▶ **Task to carry out**
Return, word for word, every line that follows.

▶ **Material shown**
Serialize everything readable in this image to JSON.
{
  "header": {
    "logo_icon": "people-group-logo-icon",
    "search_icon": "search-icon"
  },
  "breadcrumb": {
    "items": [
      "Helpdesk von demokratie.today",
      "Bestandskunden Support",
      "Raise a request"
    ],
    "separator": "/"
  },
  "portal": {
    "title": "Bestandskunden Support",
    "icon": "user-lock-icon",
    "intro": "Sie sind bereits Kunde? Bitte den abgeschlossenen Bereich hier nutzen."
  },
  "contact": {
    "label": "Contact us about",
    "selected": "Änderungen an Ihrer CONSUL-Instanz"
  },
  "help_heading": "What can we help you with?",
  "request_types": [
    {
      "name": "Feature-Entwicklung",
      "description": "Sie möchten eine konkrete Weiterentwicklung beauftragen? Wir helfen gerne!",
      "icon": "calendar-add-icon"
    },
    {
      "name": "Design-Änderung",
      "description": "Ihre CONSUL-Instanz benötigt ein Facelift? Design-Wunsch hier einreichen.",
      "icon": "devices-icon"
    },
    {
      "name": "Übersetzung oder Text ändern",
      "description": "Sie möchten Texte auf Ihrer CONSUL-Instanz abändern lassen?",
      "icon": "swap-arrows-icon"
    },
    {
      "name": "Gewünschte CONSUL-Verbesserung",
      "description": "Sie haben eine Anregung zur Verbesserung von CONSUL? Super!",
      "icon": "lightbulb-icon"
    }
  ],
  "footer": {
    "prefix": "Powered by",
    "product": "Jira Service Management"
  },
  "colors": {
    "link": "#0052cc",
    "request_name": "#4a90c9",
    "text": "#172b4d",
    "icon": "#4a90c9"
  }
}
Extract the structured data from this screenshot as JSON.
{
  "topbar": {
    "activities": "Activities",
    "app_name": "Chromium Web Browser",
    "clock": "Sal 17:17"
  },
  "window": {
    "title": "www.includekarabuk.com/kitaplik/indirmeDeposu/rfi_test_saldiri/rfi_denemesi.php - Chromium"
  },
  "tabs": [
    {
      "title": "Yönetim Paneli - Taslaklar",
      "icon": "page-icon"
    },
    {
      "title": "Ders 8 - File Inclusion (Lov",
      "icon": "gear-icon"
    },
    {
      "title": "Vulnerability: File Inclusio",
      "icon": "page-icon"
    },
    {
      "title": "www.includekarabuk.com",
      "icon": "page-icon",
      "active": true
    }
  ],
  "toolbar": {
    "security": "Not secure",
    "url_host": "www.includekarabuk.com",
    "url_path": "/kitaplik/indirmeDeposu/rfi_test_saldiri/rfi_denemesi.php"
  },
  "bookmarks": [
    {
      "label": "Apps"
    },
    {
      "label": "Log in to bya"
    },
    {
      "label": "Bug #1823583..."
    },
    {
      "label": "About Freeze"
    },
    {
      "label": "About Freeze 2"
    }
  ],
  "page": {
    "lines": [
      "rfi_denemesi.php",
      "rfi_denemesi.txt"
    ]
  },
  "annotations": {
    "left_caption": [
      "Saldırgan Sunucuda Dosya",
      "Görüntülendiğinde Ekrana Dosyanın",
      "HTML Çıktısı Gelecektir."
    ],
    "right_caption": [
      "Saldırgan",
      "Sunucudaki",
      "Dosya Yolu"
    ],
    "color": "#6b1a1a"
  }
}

▶ **Answer to this problem**
Serialize everything readable in this image to JSON.
{
  "header": {
    "logo_icon": "people-group-logo-icon",
    "search_icon": "search-icon"
  },
  "breadcrumb": {
    "items": [
      "Helpdesk von demokratie.today",
      "Bestandskunden Support",
      "Raise a request"
    ],
    "separator": "/"
  },
  "portal": {
    "title": "Bestandskunden Support",
    "icon": "user-lock-icon",
    "intro": "Sie sind bereits Kunde? Bitte den abgeschlossenen Bereich hier nutzen."
  },
  "contact": {
    "label": "Contact us about",
    "selected": "Änderungen an Ihrer CONSUL-Instanz"
  },
  "help_heading": "What can we help you with?",
  "request_types": [
    {
      "name": "Feature-Entwicklung",
      "description": "Sie möchten eine konkrete Weiterentwicklung beauftragen? Wir helfen gerne!",
      "icon": "calendar-add-icon"
    },
    {
      "name": "Design-Änderung",
      "description": "Ihre CONSUL-Instanz benötigt ein Facelift? Design-Wunsch hier einreichen.",
      "icon": "devices-icon"
    },
    {
      "name": "Übersetzung oder Text ändern",
      "description": "Sie möchten Texte auf Ihrer CONSUL-Instanz abändern lassen?",
      "icon": "swap-arrows-icon"
    },
    {
      "name": "Gewünschte CONSUL-Verbesserung",
      "description": "Sie haben eine Anregung zur Verbesserung von CONSUL? Super!",
      "icon": "lightbulb-icon"
    }
  ],
  "footer": {
    "prefix": "Powered by",
    "product": "Jira Service Management"
  },
  "colors": {
    "link": "#0052cc",
    "request_name": "#4a90c9",
    "text": "#172b4d",
    "icon": "#4a90c9"
  }
}
Extract the structured data from this screenshot as JSON.
{
  "topbar": {
    "activities": "Activities",
    "app_name": "Chromium Web Browser",
    "clock": "Sal 17:17"
  },
  "window": {
    "title": "www.includekarabuk.com/kitaplik/indirmeDeposu/rfi_test_saldiri/rfi_denemesi.php - Chromium"
  },
  "tabs": [
    {
      "title": "Yönetim Paneli - Taslaklar",
      "icon": "page-icon"
    },
    {
      "title": "Ders 8 - File Inclusion (Lov",
      "icon": "gear-icon"
    },
    {
      "title": "Vulnerability: File Inclusio",
      "icon": "page-icon"
    },
    {
      "title": "www.includekarabuk.com",
      "icon": "page-icon",
      "active": true
    }
  ],
  "toolbar": {
    "security": "Not secure",
    "url_host": "www.includekarabuk.com",
    "url_path": "/kitaplik/indirmeDeposu/rfi_test_saldiri/rfi_denemesi.php"
  },
  "bookmarks": [
    {
      "label": "Apps"
    },
    {
      "label": "Log in to bya"
    },
    {
      "label": "Bug #1823583..."
    },
    {
      "label": "About Freeze"
    },
    {
      "label": "About Freeze 2"
    }
  ],
  "page": {
    "lines": [
      "rfi_denemesi.php",
      "rfi_denemesi.txt"
    ]
  },
  "annotations": {
    "left_caption": [
      "Saldırgan Sunucuda Dosya",
      "Görüntülendiğinde Ekrana Dosyanın",
      "HTML Çıktısı Gelecektir."
    ],
    "right_caption": [
      "Saldırgan",
      "Sunucudaki",
      "Dosya Yolu"
    ],
    "color": "#6b1a1a"
  }
}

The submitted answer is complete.